EXCERTO DO TEXTO =

* * * *

Ecomosaico é um termo cunhado por Forman (1979), referido numa escala em que tende a compreender regiões compostas por paisagens, sendo estas compostas por ecossistemas onde a geomorfologia e a cultura em interacção produzem os mosaicos (FORMAN, 1995). Para além da metonímia expressa em mosaico de paisagem, o termo ecomosaico remete mais para a ordem da metáfora - a composição de paisagens expressa-se num padrão que reflecte tanto a ecologia como a economia da região entrelaçadas: natureza e cultura.

Nagendra e Gadgil (1999) consideraram ecomosaicos unidades de observação na escala de 108 - 1010 m2, que se colocam entre as ecorregiões e os ecótopos. O termo ecomosaico pode ser utilizado ainda como referência, visando a uma caracterização sumária de mosaicos de paisagens através de classes, índices e medidas de natureza ecológica ou económica.

Gomes (1985) situava os termos da sustentabilidade de mosaicos florestais centrados no conceito de uso múltiplo das florestas - antes delineado por Alves (1963) -, enunciando que tal se concretiza consorciando funções diversas nas mesmas áreas e compartimentando áreas por funções distintas, ou grupos de funções, num mosaico que garanta um fluxo sustentável e graduado de bens e de benefícios indirectos.

Entre as características básicas de um mosaico de paisagem, destacam-se a composição e a configuração, a primeira relativa aos habitats presentes e números de manchas de diferentes tipos e proporções da área total e, a segunda, relativa ao arranjo espacial dos elementos: fragmentação e conectividade, entre outros. A composição de um mosaico de paisagem, ou de um ecomosaico, é uma abstração que se pode expressar em configurações variadas concretas.

As manchas de habitats foram definidas como componentes estruturais do mosaico de paisagem (FORMAN; GODRON, 1981) e afectam processos, incluindo a ocorrência de fogos (MOREIRA et al., 2001). Sobre a composição incidem medidas introduzidas por analogia com a ecologia das comunidades: a riqueza em espécies é substituída pela riqueza em habitats, e a diversidade da comunidade é substituída pela diversidade da paisagem, o mais das vezes avaliada pela fórmula de Shannon (1948), embora também se conheçam métodos baseados na fórmula de Simpson (1949). A fórmula de Shannon é considerada o único funcional significativo para medir a informação relacionada com a incerteza em teoria das probabilidades (KLIR, 2006). Kornreich (2008) esclareceu que se trata de um parâmetro macroscópico de um sistema estocástico.

* * * *

LINHAS EXTRAÍDAS =
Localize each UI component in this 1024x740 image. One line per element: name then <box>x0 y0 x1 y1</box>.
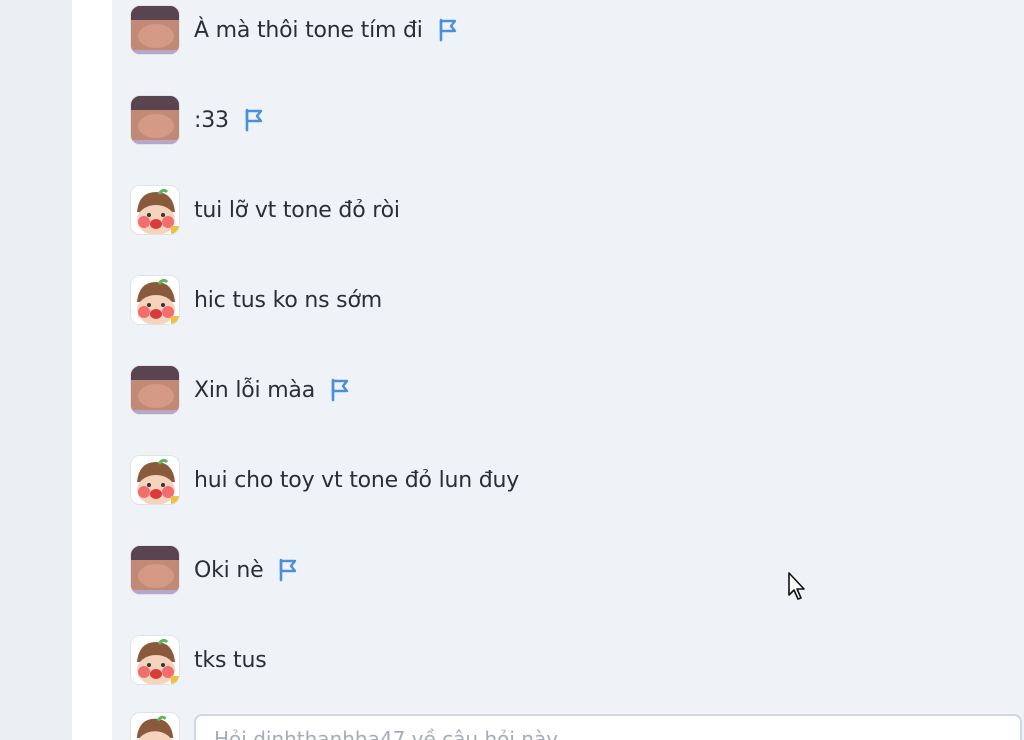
message-row: tks tus <box>130 634 267 686</box>
message-text: tui lỡ vt tone đỏ ròi <box>194 197 400 223</box>
woman-avatar[interactable] <box>130 365 180 415</box>
message-text: Xin lỗi màa <box>194 377 315 403</box>
message-text: :33 <box>194 107 229 133</box>
message-row: Xin lỗi màa <box>130 364 351 416</box>
cartoon-girl-avatar <box>130 712 180 740</box>
cartoon-girl-avatar[interactable] <box>130 185 180 235</box>
woman-avatar[interactable] <box>130 95 180 145</box>
cartoon-girl-avatar[interactable] <box>130 275 180 325</box>
reply-row <box>130 712 1024 740</box>
message-text: Oki nè <box>194 557 264 583</box>
message-row: hic tus ko ns sớm <box>130 274 382 326</box>
flag-icon[interactable] <box>277 558 299 582</box>
message-text: hui cho toy vt tone đỏ lun đuy <box>194 467 520 493</box>
comment-thread: À mà thôi tone tím đi :33 tui lỡ vt tone… <box>112 0 1024 740</box>
flag-icon[interactable] <box>243 108 265 132</box>
cartoon-girl-avatar[interactable] <box>130 635 180 685</box>
left-gutter <box>0 0 72 740</box>
message-text: hic tus ko ns sớm <box>194 287 382 313</box>
message-row: hui cho toy vt tone đỏ lun đuy <box>130 454 519 506</box>
message-row: À mà thôi tone tím đi <box>130 4 459 56</box>
message-text: À mà thôi tone tím đi <box>194 17 423 43</box>
message-row: tui lỡ vt tone đỏ ròi <box>130 184 400 236</box>
mouse-cursor-icon <box>787 571 809 601</box>
message-row: Oki nè <box>130 544 299 596</box>
flag-icon[interactable] <box>329 378 351 402</box>
content-border <box>72 0 112 740</box>
woman-avatar[interactable] <box>130 545 180 595</box>
reply-input[interactable] <box>194 714 1022 740</box>
message-text: tks tus <box>194 647 267 673</box>
message-row: :33 <box>130 94 265 146</box>
flag-icon[interactable] <box>437 18 459 42</box>
woman-avatar[interactable] <box>130 5 180 55</box>
cartoon-girl-avatar[interactable] <box>130 455 180 505</box>
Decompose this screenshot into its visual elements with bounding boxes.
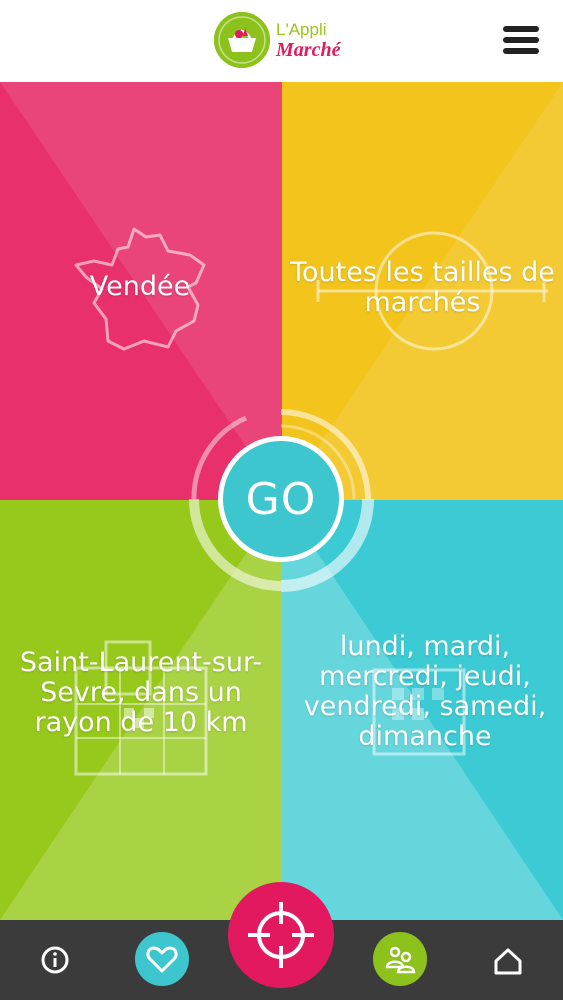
market-size-label: Toutes les tailles de marchés [290,257,555,318]
heart-icon[interactable] [135,932,189,986]
go-button[interactable]: GO [218,436,344,562]
logo-title: L'Appli [276,19,327,39]
location-label: Vendée [89,271,191,302]
crosshair-icon[interactable] [228,882,334,988]
basket-logo-icon [214,12,270,68]
distance-label: Saint-Laurent-sur-Sevre, dans un rayon d… [19,647,263,738]
users-icon[interactable] [373,932,427,986]
go-label: GO [245,473,317,525]
days-label: lundi, mardi, mercredi, jeudi, vendredi,… [303,631,547,752]
app-logo[interactable]: L'Appli Marché [214,12,340,68]
app-screen: L'Appli Marché Vendée Toutes les tailles… [0,0,563,1000]
home-icon[interactable] [488,941,528,981]
logo-subtitle: Marché [276,38,341,61]
info-icon[interactable] [36,941,74,979]
hamburger-icon[interactable] [503,26,539,56]
header: L'Appli Marché [0,0,563,82]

* * * *

EXERCÍCIO PROPOSTO A =
Responda com base no texto sobre ecomosaicos:
(i) Quem cunhou o termo ecomosaico e em que ano?
(ii) Segundo Nagendra e Gadgil (1999), entre que unidades se colocam os ecomosaicos?
(iii) Por que fórmula é avaliada, o mais das vezes, a diversidade da paisagem?
EXERCÍCIO PROPOSTO B = Copie um trecho do texto sobre ecomosaicos. Comece nas palavras "Ecomosaico é um" e pare depois de "ecológica ou económica.".
EXERCÍCIO PROPOSTO C = Prossiga o texto sobre ecomosaicos a partir da última frase apresentada.

RESULTADO DA TAREFA A =
(i) Forman, em 1979.
(ii) Entre as ecorregiões e os ecótopos.
(iii) Pela fórmula de Shannon (1948).

RESULTADO DA TAREFA B =
Ecomosaico é um termo cunhado por Forman (1979), referido numa escala em que tende a compreender regiões compostas por paisagens, sendo estas compostas por ecossistemas onde a geomorfologia e a cultura em interacção produzem os mosaicos (FORMAN, 1995). Para além da metonímia expressa em mosaico de paisagem, o termo ecomosaico remete mais para a ordem da metáfora - a composição de paisagens expressa-se num padrão que reflecte tanto a ecologia como a economia da região entrelaçadas: natureza e cultura.

Nagendra e Gadgil (1999) consideraram ecomosaicos unidades de observação na escala de 108 - 1010 m2, que se colocam entre as ecorregiões e os ecótopos. O termo ecomosaico pode ser utilizado ainda como referência, visando a uma caracterização sumária de mosaicos de paisagens através de classes, índices e medidas de natureza ecológica ou económica.

RESULTADO DA TAREFA C =
Hansen (1993) referiu que no quadro da teoria dos sistemas dinâmicos se pode tratar um problema equivalentemente do ponto de vista do mínimo de uma função potencial ou do máximo de uma distribuição de probabilidades que ocorrem entre si numa relação simétrica. Também é tempo de fazer um alerta sobre reificação: trata-se de uma falácia filosófica em que se toma uma abstração como se fora um objecto real, e esse risco existe frequentemente em Ecologia (BOWMAN, 2007).

Não obstante, recolocando o quadro teórico subjacente: existe a Teoria da Decisão, que se sustenta na análise da utilidade de uma opção (WEIRICH, 2001) e se desenvolve afirmando que os decisores se regem procurando maximizar utilidades esperadas (GILBOA, 2009) definidas dentro de um quadro de racionalidade estocástica subjectiva, enquanto a Teoria da Situação afirma que há mais informação disponível do que aquela que se pode representar (PARIKH; CLARK, 2007). Ainda, a Teoria da Relevância, em que a relevância é definida em termos da contrapartida entre o esforço necessário para processar algum input tal como uma declaração verbal ou matemática e o ganho informacional de empreender esse processamento inferencial (CANN et al., 2009). Outrossim, do lado da Ecologia, Allen et al. (2010b) recordaram que a perda de resiliência ecológica pode acontecer por via da implementação de estratégias de controle ótimo numa única variável alvo.

O trabalho que aqui se apresenta consiste na discussão de índices que resultam de generalização da fórmula de Shannon, na demanda de internalizar na análise da composição um conjunto de valores intrínsecos ou característicos dos habitats presentes num mosaico de paisagem, real ou imaginário, e, ainda, valores de informação relacionados com a sua expressão no contexto. Stratton-Lake (2004) referiu que o valor contributivo, diferentemente do valor intrínseco, é uma forma relacional de valor que uma parte confere ao todo a que pertence condicionada pela presença das restantes.

No caso da fórmula de Shannon, o valor de informação é um número real positivo que traduz uma medida logarítmica da raridade expressa pelo inverso multiplicativo da probabilidade. Dá-se, assim, por aberta uma discussão em que as noções associadas aos índices de valor informativo médio, de valor contributivo médio e de valor indicativo médio, que se apresentam a seguir, podem ajudar a situar decisões ou a avaliar diagnósticos sobre a composição do mosaico de paisagem ou ecomosaico florestal.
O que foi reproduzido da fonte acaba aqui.